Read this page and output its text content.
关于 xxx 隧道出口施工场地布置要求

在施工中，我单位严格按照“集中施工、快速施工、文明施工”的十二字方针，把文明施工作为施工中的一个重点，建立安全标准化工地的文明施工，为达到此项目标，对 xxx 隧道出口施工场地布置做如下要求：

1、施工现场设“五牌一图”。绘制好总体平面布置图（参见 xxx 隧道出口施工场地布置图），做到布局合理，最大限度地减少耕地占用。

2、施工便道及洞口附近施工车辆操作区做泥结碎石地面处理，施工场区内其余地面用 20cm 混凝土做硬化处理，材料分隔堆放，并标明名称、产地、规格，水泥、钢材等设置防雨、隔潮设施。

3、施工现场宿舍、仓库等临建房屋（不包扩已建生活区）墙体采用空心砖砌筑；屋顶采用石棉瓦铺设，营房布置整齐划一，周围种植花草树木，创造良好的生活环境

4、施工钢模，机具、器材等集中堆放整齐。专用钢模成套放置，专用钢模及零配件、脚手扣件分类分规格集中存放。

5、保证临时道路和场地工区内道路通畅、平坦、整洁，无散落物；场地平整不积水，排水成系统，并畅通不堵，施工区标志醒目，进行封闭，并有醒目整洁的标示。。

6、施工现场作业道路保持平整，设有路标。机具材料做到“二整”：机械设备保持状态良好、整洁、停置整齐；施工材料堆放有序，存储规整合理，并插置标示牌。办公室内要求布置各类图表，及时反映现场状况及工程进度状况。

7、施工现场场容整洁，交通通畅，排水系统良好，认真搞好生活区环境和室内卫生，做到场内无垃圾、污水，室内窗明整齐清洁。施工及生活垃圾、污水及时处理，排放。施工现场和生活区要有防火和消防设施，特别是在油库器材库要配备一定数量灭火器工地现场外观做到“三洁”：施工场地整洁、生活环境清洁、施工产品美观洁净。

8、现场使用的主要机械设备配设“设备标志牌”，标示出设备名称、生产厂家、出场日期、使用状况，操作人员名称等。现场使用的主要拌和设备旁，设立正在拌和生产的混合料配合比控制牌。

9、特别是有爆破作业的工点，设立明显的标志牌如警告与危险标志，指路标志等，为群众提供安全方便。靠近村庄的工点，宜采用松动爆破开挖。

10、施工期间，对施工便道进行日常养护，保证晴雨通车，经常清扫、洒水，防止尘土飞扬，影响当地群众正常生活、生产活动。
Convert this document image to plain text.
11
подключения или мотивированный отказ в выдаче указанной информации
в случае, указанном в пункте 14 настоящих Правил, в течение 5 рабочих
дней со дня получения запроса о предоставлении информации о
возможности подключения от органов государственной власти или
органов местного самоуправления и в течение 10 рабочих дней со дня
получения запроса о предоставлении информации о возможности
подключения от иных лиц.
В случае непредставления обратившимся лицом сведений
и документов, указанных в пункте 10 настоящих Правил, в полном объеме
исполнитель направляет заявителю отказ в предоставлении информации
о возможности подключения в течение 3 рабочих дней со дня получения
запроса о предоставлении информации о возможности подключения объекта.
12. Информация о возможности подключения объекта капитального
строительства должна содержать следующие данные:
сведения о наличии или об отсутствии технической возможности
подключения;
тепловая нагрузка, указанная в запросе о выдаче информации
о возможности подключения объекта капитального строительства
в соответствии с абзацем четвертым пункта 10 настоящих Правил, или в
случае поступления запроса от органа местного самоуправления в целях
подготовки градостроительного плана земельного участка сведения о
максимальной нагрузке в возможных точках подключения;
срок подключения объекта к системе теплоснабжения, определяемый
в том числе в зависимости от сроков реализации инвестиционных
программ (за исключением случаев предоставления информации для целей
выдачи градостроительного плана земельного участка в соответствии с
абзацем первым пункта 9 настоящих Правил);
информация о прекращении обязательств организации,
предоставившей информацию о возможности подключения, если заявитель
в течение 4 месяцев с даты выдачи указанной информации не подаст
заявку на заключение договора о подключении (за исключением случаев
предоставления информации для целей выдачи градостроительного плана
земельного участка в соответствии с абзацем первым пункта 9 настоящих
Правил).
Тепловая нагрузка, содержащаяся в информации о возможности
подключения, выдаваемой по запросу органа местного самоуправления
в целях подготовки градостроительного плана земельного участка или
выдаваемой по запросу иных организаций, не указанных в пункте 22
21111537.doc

----------------------------------------

What the exercise asks: Every record shown above must be echoed exactly.

Problem solution:
Read this page and output its text content.
关于 xxx 隧道出口施工场地布置要求

在施工中，我单位严格按照“集中施工、快速施工、文明施工”的十二字方针，把文明施工作为施工中的一个重点，建立安全标准化工地的文明施工，为达到此项目标，对 xxx 隧道出口施工场地布置做如下要求：

1、施工现场设“五牌一图”。绘制好总体平面布置图（参见 xxx 隧道出口施工场地布置图），做到布局合理，最大限度地减少耕地占用。

2、施工便道及洞口附近施工车辆操作区做泥结碎石地面处理，施工场区内其余地面用 20cm 混凝土做硬化处理，材料分隔堆放，并标明名称、产地、规格，水泥、钢材等设置防雨、隔潮设施。

3、施工现场宿舍、仓库等临建房屋（不包扩已建生活区）墙体采用空心砖砌筑；屋顶采用石棉瓦铺设，营房布置整齐划一，周围种植花草树木，创造良好的生活环境

4、施工钢模，机具、器材等集中堆放整齐。专用钢模成套放置，专用钢模及零配件、脚手扣件分类分规格集中存放。

5、保证临时道路和场地工区内道路通畅、平坦、整洁，无散落物；场地平整不积水，排水成系统，并畅通不堵，施工区标志醒目，进行封闭，并有醒目整洁的标示。。

6、施工现场作业道路保持平整，设有路标。机具材料做到“二整”：机械设备保持状态良好、整洁、停置整齐；施工材料堆放有序，存储规整合理，并插置标示牌。办公室内要求布置各类图表，及时反映现场状况及工程进度状况。

7、施工现场场容整洁，交通通畅，排水系统良好，认真搞好生活区环境和室内卫生，做到场内无垃圾、污水，室内窗明整齐清洁。施工及生活垃圾、污水及时处理，排放。施工现场和生活区要有防火和消防设施，特别是在油库器材库要配备一定数量灭火器工地现场外观做到“三洁”：施工场地整洁、生活环境清洁、施工产品美观洁净。

8、现场使用的主要机械设备配设“设备标志牌”，标示出设备名称、生产厂家、出场日期、使用状况，操作人员名称等。现场使用的主要拌和设备旁，设立正在拌和生产的混合料配合比控制牌。

9、特别是有爆破作业的工点，设立明显的标志牌如警告与危险标志，指路标志等，为群众提供安全方便。靠近村庄的工点，宜采用松动爆破开挖。

10、施工期间，对施工便道进行日常养护，保证晴雨通车，经常清扫、洒水，防止尘土飞扬，影响当地群众正常生活、生产活动。
Convert this document image to plain text.
11
подключения или мотивированный отказ в выдаче указанной информации
в случае, указанном в пункте 14 настоящих Правил, в течение 5 рабочих
дней со дня получения запроса о предоставлении информации о
возможности подключения от органов государственной власти или
органов местного самоуправления и в течение 10 рабочих дней со дня
получения запроса о предоставлении информации о возможности
подключения от иных лиц.
В случае непредставления обратившимся лицом сведений
и документов, указанных в пункте 10 настоящих Правил, в полном объеме
исполнитель направляет заявителю отказ в предоставлении информации
о возможности подключения в течение 3 рабочих дней со дня получения
запроса о предоставлении информации о возможности подключения объекта.
12. Информация о возможности подключения объекта капитального
строительства должна содержать следующие данные:
сведения о наличии или об отсутствии технической возможности
подключения;
тепловая нагрузка, указанная в запросе о выдаче информации
о возможности подключения объекта капитального строительства
в соответствии с абзацем четвертым пункта 10 настоящих Правил, или в
случае поступления запроса от органа местного самоуправления в целях
подготовки градостроительного плана земельного участка сведения о
максимальной нагрузке в возможных точках подключения;
срок подключения объекта к системе теплоснабжения, определяемый
в том числе в зависимости от сроков реализации инвестиционных
программ (за исключением случаев предоставления информации для целей
выдачи градостроительного плана земельного участка в соответствии с
абзацем первым пункта 9 настоящих Правил);
информация о прекращении обязательств организации,
предоставившей информацию о возможности подключения, если заявитель
в течение 4 месяцев с даты выдачи указанной информации не подаст
заявку на заключение договора о подключении (за исключением случаев
предоставления информации для целей выдачи градостроительного плана
земельного участка в соответствии с абзацем первым пункта 9 настоящих
Правил).
Тепловая нагрузка, содержащаяся в информации о возможности
подключения, выдаваемой по запросу органа местного самоуправления
в целях подготовки градостроительного плана земельного участка или
выдаваемой по запросу иных организаций, не указанных в пункте 22
21111537.doc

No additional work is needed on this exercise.